List every line below containing "attachment".
::::::
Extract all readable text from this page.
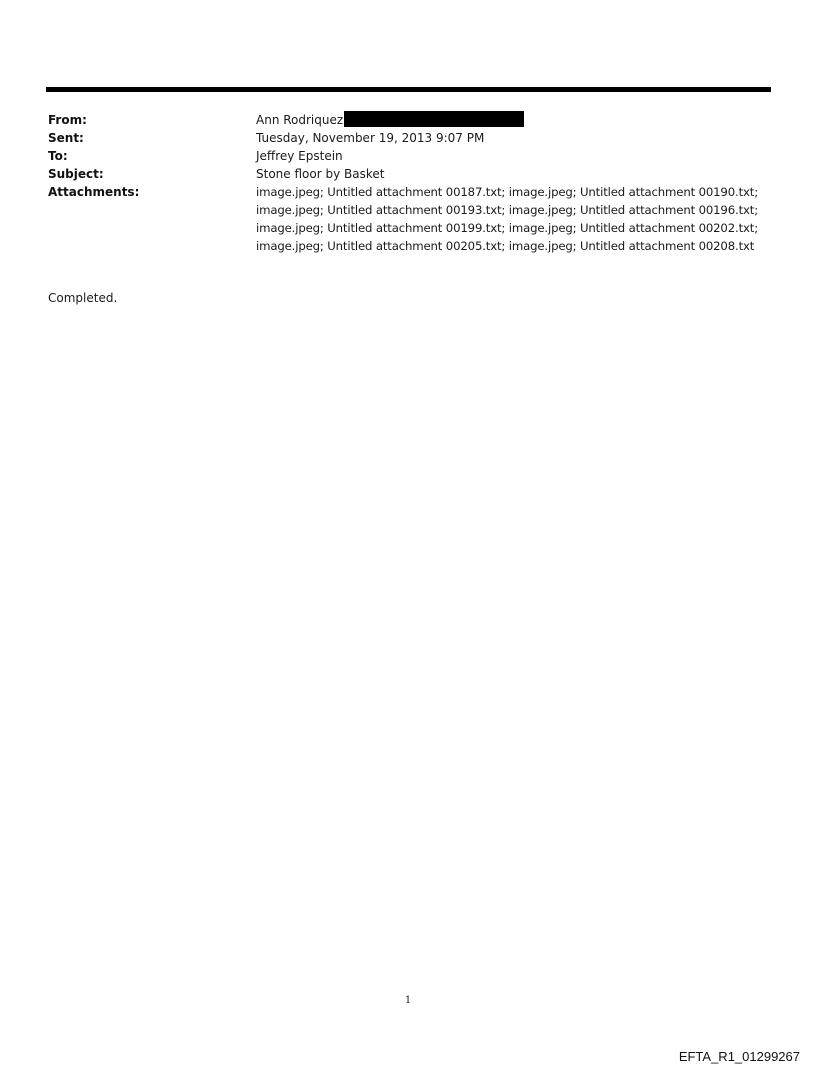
From:	Ann Rodriquez
Sent:	Tuesday, November 19, 2013 9:07 PM
To:	Jeffrey Epstein
Subject:	Stone floor by Basket
Attachments:	image.jpeg; Untitled attachment 00187.txt; image.jpeg; Untitled attachment 00190.txt;
image.jpeg; Untitled attachment 00193.txt; image.jpeg; Untitled attachment 00196.txt;
image.jpeg; Untitled attachment 00199.txt; image.jpeg; Untitled attachment 00202.txt;
image.jpeg; Untitled attachment 00205.txt; image.jpeg; Untitled attachment 00208.txt
Completed.
1
EFTA_R1_01299267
::::::
SOLVED PROBLEM —
Attachments:	image.jpeg; Untitled attachment 00187.txt; image.jpeg; Untitled attachment 00190.txt;
image.jpeg; Untitled attachment 00193.txt; image.jpeg; Untitled attachment 00196.txt;
image.jpeg; Untitled attachment 00199.txt; image.jpeg; Untitled attachment 00202.txt;
image.jpeg; Untitled attachment 00205.txt; image.jpeg; Untitled attachment 00208.txt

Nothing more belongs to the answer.